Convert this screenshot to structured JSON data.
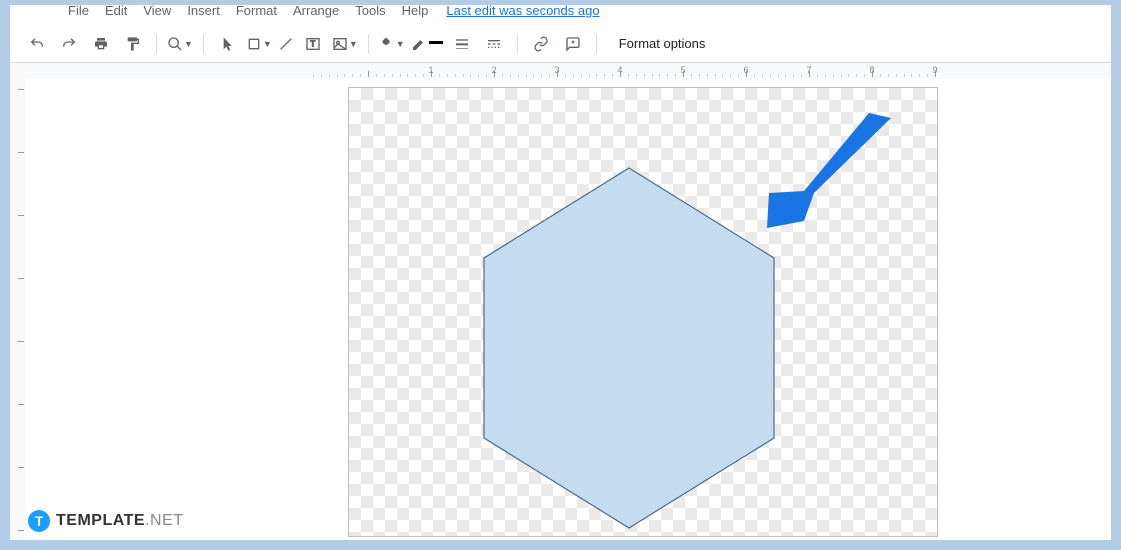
{
  "menu": {
    "items": [
      "File",
      "Edit",
      "View",
      "Insert",
      "Format",
      "Arrange",
      "Tools",
      "Help"
    ],
    "edit_status": "Last edit was seconds ago"
  },
  "toolbar": {
    "format_options": "Format options"
  },
  "ruler": {
    "numbers": [
      "1",
      "2",
      "3",
      "4",
      "5",
      "6",
      "7",
      "8",
      "9"
    ]
  },
  "watermark": {
    "bold": "TEMPLATE",
    "net": ".NET",
    "icon_letter": "T"
  },
  "shapes": {
    "hexagon_fill": "#c5dbef",
    "hexagon_stroke": "#4a6b8a",
    "arrow_fill": "#1b74e4"
  }
}
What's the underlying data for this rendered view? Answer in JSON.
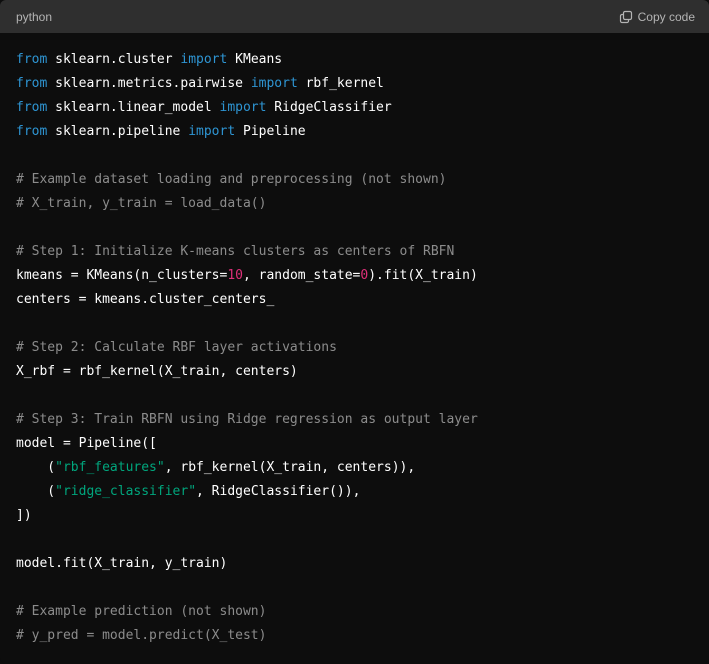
{
  "header": {
    "language": "python",
    "copy_label": "Copy code",
    "copy_icon": "copy-icon"
  },
  "colors": {
    "keyword": "#2e95d3",
    "comment": "#8c8c8c",
    "number": "#df3079",
    "string": "#00a67d",
    "text": "#ffffff"
  },
  "code": {
    "lines": [
      [
        {
          "t": "kw",
          "v": "from"
        },
        {
          "t": "p",
          "v": " sklearn.cluster "
        },
        {
          "t": "kw",
          "v": "import"
        },
        {
          "t": "p",
          "v": " KMeans"
        }
      ],
      [
        {
          "t": "kw",
          "v": "from"
        },
        {
          "t": "p",
          "v": " sklearn.metrics.pairwise "
        },
        {
          "t": "kw",
          "v": "import"
        },
        {
          "t": "p",
          "v": " rbf_kernel"
        }
      ],
      [
        {
          "t": "kw",
          "v": "from"
        },
        {
          "t": "p",
          "v": " sklearn.linear_model "
        },
        {
          "t": "kw",
          "v": "import"
        },
        {
          "t": "p",
          "v": " RidgeClassifier"
        }
      ],
      [
        {
          "t": "kw",
          "v": "from"
        },
        {
          "t": "p",
          "v": " sklearn.pipeline "
        },
        {
          "t": "kw",
          "v": "import"
        },
        {
          "t": "p",
          "v": " Pipeline"
        }
      ],
      [],
      [
        {
          "t": "cm",
          "v": "# Example dataset loading and preprocessing (not shown)"
        }
      ],
      [
        {
          "t": "cm",
          "v": "# X_train, y_train = load_data()"
        }
      ],
      [],
      [
        {
          "t": "cm",
          "v": "# Step 1: Initialize K-means clusters as centers of RBFN"
        }
      ],
      [
        {
          "t": "p",
          "v": "kmeans = KMeans(n_clusters="
        },
        {
          "t": "num",
          "v": "10"
        },
        {
          "t": "p",
          "v": ", random_state="
        },
        {
          "t": "num",
          "v": "0"
        },
        {
          "t": "p",
          "v": ").fit(X_train)"
        }
      ],
      [
        {
          "t": "p",
          "v": "centers = kmeans.cluster_centers_"
        }
      ],
      [],
      [
        {
          "t": "cm",
          "v": "# Step 2: Calculate RBF layer activations"
        }
      ],
      [
        {
          "t": "p",
          "v": "X_rbf = rbf_kernel(X_train, centers)"
        }
      ],
      [],
      [
        {
          "t": "cm",
          "v": "# Step 3: Train RBFN using Ridge regression as output layer"
        }
      ],
      [
        {
          "t": "p",
          "v": "model = Pipeline(["
        }
      ],
      [
        {
          "t": "p",
          "v": "    ("
        },
        {
          "t": "str",
          "v": "\"rbf_features\""
        },
        {
          "t": "p",
          "v": ", rbf_kernel(X_train, centers)),"
        }
      ],
      [
        {
          "t": "p",
          "v": "    ("
        },
        {
          "t": "str",
          "v": "\"ridge_classifier\""
        },
        {
          "t": "p",
          "v": ", RidgeClassifier()),"
        }
      ],
      [
        {
          "t": "p",
          "v": "])"
        }
      ],
      [],
      [
        {
          "t": "p",
          "v": "model.fit(X_train, y_train)"
        }
      ],
      [],
      [
        {
          "t": "cm",
          "v": "# Example prediction (not shown)"
        }
      ],
      [
        {
          "t": "cm",
          "v": "# y_pred = model.predict(X_test)"
        }
      ]
    ]
  }
}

- [Exercise]: Your answer should be a single number: the count of lines in the listing that contain the word "JSON".

- [The output]: 2